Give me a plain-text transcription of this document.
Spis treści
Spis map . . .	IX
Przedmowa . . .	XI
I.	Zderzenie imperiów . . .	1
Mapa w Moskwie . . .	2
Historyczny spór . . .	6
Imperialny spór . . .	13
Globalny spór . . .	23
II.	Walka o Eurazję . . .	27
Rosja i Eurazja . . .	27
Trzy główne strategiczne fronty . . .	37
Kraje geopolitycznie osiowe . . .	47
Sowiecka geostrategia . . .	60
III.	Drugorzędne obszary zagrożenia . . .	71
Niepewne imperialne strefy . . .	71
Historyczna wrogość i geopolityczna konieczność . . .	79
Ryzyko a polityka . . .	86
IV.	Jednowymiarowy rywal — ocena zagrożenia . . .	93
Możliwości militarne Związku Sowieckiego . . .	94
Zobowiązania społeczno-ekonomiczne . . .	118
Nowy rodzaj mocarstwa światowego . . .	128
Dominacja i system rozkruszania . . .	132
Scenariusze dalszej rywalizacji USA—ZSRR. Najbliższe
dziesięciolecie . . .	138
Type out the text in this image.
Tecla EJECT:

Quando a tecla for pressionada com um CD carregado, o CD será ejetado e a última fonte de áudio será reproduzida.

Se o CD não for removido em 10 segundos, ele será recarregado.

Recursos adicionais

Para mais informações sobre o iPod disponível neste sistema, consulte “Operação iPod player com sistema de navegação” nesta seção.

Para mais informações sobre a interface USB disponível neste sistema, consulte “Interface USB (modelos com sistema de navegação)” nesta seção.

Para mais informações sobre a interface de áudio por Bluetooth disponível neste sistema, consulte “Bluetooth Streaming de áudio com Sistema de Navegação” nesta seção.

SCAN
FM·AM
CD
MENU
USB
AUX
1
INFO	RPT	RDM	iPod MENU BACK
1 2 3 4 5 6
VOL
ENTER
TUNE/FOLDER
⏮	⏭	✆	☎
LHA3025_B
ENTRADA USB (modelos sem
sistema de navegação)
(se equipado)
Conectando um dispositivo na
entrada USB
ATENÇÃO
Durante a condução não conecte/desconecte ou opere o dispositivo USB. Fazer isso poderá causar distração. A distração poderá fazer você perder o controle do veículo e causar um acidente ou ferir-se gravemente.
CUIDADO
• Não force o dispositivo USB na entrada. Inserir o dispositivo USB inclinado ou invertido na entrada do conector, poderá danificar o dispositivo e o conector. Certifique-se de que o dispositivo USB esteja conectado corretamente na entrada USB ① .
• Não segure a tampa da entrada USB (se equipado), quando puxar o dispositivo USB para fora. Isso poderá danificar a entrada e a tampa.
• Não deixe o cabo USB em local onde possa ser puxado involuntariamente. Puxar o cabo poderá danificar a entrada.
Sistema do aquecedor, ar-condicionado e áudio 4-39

GIVEN PROBLEM |
Using the records above, pull out each line where the word "text" occurs.

RESPONSE TO THE TASK |
Give me a plain-text transcription of this document.
Type out the text in this image.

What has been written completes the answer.